| WRITTEN TASK |
Below are the records; reproduce all of them exactly but without any images.

| THE INPUT |
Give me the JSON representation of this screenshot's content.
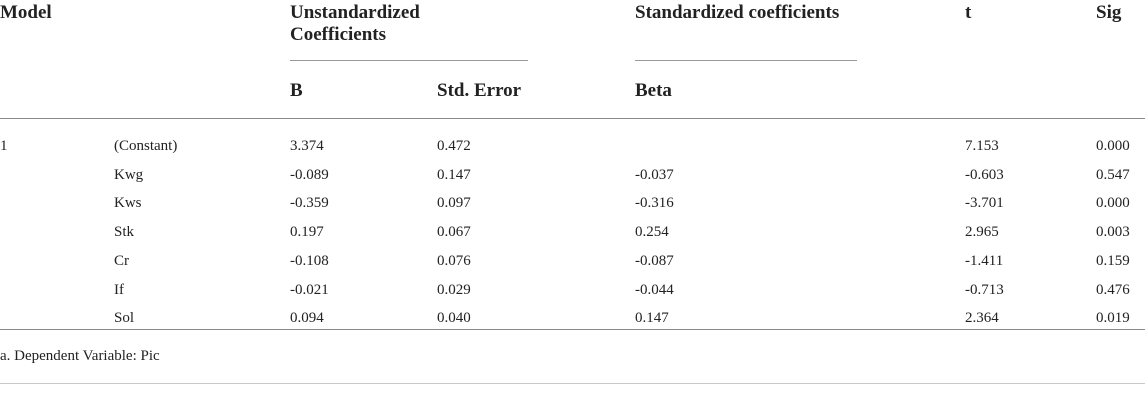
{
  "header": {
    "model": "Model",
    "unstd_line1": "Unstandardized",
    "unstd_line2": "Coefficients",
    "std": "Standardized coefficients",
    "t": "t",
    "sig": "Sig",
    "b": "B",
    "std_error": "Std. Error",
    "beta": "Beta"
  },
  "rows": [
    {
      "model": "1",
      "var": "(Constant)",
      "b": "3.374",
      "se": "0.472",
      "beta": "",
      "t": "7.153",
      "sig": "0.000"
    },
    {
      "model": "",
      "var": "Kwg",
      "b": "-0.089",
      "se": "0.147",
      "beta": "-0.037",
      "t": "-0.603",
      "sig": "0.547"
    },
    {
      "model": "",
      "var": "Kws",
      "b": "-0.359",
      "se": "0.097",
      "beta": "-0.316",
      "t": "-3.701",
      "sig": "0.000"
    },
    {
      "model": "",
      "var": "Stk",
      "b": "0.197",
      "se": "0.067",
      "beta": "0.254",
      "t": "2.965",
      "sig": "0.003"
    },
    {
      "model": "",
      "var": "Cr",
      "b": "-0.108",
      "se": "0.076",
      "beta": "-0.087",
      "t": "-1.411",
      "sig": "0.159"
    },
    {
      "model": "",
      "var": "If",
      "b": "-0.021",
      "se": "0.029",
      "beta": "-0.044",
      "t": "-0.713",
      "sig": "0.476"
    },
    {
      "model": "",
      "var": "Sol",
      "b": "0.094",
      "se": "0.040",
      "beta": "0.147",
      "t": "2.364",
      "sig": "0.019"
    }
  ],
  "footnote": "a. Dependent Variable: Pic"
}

| RESPONSE TO THIS EXERCISE |
Give me the JSON representation of this screenshot's content.
{
  "header": {
    "model": "Model",
    "unstd_line1": "Unstandardized",
    "unstd_line2": "Coefficients",
    "std": "Standardized coefficients",
    "t": "t",
    "sig": "Sig",
    "b": "B",
    "std_error": "Std. Error",
    "beta": "Beta"
  },
  "rows": [
    {
      "model": "1",
      "var": "(Constant)",
      "b": "3.374",
      "se": "0.472",
      "beta": "",
      "t": "7.153",
      "sig": "0.000"
    },
    {
      "model": "",
      "var": "Kwg",
      "b": "-0.089",
      "se": "0.147",
      "beta": "-0.037",
      "t": "-0.603",
      "sig": "0.547"
    },
    {
      "model": "",
      "var": "Kws",
      "b": "-0.359",
      "se": "0.097",
      "beta": "-0.316",
      "t": "-3.701",
      "sig": "0.000"
    },
    {
      "model": "",
      "var": "Stk",
      "b": "0.197",
      "se": "0.067",
      "beta": "0.254",
      "t": "2.965",
      "sig": "0.003"
    },
    {
      "model": "",
      "var": "Cr",
      "b": "-0.108",
      "se": "0.076",
      "beta": "-0.087",
      "t": "-1.411",
      "sig": "0.159"
    },
    {
      "model": "",
      "var": "If",
      "b": "-0.021",
      "se": "0.029",
      "beta": "-0.044",
      "t": "-0.713",
      "sig": "0.476"
    },
    {
      "model": "",
      "var": "Sol",
      "b": "0.094",
      "se": "0.040",
      "beta": "0.147",
      "t": "2.364",
      "sig": "0.019"
    }
  ],
  "footnote": "a. Dependent Variable: Pic"
}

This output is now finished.